◆ **Requirement**: In the entries below, count every line containing "Alice". Reply with the number alone.

** begin Records provided **

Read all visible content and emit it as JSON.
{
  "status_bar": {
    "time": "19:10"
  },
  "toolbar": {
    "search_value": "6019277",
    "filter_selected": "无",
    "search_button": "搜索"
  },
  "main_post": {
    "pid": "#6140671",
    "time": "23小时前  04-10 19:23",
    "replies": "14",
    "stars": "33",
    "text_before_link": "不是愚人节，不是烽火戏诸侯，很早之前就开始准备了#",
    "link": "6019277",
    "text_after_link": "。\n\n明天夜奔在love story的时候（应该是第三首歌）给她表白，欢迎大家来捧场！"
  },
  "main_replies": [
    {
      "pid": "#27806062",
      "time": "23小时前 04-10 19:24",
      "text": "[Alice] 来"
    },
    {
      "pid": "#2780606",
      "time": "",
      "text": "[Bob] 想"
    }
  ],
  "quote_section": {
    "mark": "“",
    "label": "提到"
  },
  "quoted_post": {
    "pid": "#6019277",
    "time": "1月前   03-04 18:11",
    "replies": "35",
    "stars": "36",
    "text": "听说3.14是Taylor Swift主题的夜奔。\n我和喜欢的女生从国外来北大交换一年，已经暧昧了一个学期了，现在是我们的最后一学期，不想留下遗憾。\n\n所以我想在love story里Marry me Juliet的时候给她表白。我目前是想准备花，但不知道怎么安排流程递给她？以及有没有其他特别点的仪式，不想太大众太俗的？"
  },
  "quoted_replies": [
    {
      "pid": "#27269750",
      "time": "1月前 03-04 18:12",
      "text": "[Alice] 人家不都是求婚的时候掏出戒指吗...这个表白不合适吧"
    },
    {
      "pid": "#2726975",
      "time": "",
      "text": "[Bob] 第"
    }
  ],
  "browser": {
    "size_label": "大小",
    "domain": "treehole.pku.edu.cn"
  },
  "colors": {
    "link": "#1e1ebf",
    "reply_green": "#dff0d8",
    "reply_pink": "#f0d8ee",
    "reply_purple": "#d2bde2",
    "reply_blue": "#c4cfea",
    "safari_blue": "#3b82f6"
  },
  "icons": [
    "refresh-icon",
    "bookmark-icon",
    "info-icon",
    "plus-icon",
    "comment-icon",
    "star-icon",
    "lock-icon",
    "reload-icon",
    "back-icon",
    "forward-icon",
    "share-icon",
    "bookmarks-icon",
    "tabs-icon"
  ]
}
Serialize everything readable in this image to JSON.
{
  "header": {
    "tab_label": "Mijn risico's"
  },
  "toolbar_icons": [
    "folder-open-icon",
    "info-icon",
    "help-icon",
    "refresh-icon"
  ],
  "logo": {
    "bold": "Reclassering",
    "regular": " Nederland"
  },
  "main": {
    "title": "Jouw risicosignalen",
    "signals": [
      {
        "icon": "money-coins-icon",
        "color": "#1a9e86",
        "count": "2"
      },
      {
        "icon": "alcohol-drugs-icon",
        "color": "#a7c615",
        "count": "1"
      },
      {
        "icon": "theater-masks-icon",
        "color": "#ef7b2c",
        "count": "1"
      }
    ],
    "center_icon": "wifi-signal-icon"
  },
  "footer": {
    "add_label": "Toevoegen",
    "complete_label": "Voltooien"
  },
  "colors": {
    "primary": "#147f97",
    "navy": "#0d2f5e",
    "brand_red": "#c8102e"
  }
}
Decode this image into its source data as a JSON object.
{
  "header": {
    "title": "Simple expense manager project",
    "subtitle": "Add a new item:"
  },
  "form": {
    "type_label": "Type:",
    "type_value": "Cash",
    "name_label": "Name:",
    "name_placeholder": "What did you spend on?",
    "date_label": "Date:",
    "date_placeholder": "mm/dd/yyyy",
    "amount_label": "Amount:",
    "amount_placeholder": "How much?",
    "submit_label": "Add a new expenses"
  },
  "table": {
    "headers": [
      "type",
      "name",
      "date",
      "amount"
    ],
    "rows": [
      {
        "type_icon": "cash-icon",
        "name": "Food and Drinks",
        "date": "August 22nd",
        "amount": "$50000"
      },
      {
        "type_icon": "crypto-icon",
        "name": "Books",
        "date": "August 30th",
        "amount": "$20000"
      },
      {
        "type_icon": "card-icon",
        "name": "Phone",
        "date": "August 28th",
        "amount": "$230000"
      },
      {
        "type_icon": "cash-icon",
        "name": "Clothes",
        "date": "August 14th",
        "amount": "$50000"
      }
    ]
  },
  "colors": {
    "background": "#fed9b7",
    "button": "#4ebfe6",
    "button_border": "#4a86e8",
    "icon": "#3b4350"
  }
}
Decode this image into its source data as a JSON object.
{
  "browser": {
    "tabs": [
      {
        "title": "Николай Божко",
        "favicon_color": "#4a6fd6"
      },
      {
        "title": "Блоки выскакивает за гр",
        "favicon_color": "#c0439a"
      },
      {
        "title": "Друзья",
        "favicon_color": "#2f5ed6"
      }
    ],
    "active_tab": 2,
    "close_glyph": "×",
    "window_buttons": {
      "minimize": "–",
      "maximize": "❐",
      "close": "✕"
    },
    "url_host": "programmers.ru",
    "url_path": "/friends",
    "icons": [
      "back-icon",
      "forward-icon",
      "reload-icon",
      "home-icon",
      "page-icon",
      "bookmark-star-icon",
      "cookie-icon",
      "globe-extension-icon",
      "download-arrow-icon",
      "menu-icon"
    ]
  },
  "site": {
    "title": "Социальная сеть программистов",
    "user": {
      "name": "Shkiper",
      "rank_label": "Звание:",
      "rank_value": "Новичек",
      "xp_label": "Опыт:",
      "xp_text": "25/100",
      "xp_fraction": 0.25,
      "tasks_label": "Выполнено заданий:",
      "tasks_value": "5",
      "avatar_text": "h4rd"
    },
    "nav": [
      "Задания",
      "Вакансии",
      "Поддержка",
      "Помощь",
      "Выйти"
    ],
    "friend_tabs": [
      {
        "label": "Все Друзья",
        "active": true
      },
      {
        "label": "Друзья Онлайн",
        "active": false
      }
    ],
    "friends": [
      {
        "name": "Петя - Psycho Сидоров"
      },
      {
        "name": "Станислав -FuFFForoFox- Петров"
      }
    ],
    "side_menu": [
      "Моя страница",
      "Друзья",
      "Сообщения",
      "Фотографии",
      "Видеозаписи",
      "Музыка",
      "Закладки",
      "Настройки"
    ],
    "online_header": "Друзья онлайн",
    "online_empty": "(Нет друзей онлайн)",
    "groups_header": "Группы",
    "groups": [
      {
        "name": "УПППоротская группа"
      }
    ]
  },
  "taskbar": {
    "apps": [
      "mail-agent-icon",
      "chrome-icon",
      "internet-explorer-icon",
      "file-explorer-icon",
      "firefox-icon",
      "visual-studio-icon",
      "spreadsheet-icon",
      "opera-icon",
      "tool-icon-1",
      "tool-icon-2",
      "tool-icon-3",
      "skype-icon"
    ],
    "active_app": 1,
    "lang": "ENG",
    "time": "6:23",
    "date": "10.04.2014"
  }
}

** end Records provided **

◆ **Complete response**: 2